Return each line in the entries below that contains the string "Text", copied unchanged.

[Begin MATERIAL SHOWN]

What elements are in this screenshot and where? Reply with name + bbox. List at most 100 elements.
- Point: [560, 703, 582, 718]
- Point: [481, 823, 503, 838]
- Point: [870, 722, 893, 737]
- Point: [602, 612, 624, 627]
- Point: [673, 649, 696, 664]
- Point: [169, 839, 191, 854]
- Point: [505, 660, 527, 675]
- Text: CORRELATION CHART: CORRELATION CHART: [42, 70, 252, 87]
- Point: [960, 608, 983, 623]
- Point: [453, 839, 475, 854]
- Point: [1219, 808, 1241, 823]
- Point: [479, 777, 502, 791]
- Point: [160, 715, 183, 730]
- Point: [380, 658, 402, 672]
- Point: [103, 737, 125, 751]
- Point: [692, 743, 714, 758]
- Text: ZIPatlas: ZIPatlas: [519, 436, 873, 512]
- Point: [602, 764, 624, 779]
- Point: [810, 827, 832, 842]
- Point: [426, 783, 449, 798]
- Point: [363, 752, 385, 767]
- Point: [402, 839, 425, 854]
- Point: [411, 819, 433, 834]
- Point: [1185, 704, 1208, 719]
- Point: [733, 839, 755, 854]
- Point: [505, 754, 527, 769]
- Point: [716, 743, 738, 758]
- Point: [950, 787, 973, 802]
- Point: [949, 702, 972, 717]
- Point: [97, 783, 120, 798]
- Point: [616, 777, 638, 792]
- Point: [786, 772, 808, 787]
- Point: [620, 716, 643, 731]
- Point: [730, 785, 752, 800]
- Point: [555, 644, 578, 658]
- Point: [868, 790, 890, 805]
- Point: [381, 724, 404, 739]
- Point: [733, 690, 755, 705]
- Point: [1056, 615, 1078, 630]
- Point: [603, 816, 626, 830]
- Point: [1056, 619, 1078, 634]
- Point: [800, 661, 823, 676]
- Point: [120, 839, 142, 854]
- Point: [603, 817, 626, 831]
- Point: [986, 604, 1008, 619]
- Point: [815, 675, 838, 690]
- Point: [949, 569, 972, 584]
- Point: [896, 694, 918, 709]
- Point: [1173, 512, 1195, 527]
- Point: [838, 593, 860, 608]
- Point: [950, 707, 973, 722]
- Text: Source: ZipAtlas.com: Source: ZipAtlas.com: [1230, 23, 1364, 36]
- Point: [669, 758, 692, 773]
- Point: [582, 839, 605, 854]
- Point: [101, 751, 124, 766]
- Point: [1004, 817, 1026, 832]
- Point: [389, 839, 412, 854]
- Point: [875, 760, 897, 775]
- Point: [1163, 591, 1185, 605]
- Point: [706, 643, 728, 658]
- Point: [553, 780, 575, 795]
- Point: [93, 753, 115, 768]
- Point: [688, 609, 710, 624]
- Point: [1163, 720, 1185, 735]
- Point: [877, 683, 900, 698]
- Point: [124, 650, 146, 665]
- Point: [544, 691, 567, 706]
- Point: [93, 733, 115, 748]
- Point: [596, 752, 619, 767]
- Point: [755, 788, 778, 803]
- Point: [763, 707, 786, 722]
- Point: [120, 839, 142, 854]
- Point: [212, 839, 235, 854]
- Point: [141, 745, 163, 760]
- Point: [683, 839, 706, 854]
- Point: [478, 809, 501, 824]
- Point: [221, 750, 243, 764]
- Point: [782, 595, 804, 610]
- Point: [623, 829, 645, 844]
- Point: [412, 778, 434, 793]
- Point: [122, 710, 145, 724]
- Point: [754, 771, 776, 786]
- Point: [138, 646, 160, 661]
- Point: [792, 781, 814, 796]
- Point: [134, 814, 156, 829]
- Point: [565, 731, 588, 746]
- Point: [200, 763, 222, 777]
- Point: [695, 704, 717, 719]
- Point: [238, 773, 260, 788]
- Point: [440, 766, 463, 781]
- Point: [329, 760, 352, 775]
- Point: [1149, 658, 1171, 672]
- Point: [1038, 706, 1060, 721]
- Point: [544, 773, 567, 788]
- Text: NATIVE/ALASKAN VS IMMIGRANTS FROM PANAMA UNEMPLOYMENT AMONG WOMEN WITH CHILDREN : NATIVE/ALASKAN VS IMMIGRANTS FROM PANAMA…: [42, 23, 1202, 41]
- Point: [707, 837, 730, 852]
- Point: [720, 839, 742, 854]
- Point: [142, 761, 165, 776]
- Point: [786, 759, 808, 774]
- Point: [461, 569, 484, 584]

[End MATERIAL SHOWN]

# OUTPUT BELOW
- Text: CORRELATION CHART: CORRELATION CHART: [42, 70, 252, 87]
- Text: ZIPatlas: ZIPatlas: [519, 436, 873, 512]
- Text: Source: ZipAtlas.com: Source: ZipAtlas.com: [1230, 23, 1364, 36]
- Text: NATIVE/ALASKAN VS IMMIGRANTS FROM PANAMA UNEMPLOYMENT AMONG WOMEN WITH CHILDREN : NATIVE/ALASKAN VS IMMIGRANTS FROM PANAMA…: [42, 23, 1202, 41]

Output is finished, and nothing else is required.